> **YOUR GOAL**: Exact reproduction is required for all entries.
***** RECORDS TO PROCESS
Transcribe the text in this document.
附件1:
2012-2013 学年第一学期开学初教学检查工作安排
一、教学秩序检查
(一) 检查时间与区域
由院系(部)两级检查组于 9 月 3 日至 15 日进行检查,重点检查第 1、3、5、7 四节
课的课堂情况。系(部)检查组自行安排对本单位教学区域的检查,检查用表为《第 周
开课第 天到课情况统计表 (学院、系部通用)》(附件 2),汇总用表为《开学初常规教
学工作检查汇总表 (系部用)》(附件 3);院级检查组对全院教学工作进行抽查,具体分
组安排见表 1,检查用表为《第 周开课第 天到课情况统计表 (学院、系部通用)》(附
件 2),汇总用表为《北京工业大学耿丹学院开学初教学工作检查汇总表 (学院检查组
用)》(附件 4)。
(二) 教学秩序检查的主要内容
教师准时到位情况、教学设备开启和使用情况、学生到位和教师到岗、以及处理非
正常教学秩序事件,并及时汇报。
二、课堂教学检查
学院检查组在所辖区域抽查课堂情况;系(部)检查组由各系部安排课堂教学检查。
**********
> **OUTPUT OF THE EXERCISE**:
Transcribe the text in this document.
附件1:
2012-2013 学年第一学期开学初教学检查工作安排
一、教学秩序检查
(一) 检查时间与区域
由院系(部)两级检查组于 9 月 3 日至 15 日进行检查,重点检查第 1、3、5、7 四节
课的课堂情况。系(部)检查组自行安排对本单位教学区域的检查,检查用表为《第 周
开课第 天到课情况统计表 (学院、系部通用)》(附件 2),汇总用表为《开学初常规教
学工作检查汇总表 (系部用)》(附件 3);院级检查组对全院教学工作进行抽查,具体分
组安排见表 1,检查用表为《第 周开课第 天到课情况统计表 (学院、系部通用)》(附
件 2),汇总用表为《北京工业大学耿丹学院开学初教学工作检查汇总表 (学院检查组
用)》(附件 4)。
(二) 教学秩序检查的主要内容
教师准时到位情况、教学设备开启和使用情况、学生到位和教师到岗、以及处理非
正常教学秩序事件,并及时汇报。
二、课堂教学检查
学院检查组在所辖区域抽查课堂情况;系(部)检查组由各系部安排课堂教学检查。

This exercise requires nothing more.